Start Stored data

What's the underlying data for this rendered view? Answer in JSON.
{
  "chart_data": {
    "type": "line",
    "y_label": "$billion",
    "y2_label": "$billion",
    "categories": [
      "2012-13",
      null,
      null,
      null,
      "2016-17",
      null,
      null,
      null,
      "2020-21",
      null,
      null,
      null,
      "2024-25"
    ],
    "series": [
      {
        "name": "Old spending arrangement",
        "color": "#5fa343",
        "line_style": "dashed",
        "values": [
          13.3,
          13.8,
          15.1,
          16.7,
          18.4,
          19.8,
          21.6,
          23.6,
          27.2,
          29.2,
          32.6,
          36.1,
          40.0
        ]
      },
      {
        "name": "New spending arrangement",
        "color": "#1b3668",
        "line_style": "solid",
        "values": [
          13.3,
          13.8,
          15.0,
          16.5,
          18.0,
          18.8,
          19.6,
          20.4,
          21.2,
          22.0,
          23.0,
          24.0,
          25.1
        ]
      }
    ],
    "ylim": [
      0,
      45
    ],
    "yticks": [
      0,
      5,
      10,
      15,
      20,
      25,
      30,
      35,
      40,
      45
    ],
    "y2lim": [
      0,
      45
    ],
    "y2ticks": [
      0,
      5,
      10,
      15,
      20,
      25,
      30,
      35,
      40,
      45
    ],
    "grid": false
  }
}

End Stored data

▶ **Written instruction**:
Where a line holds the string "name", copy that line.

▶ **Full solution**:
        "name": "Old spending arrangement",
        "name": "New spending arrangement",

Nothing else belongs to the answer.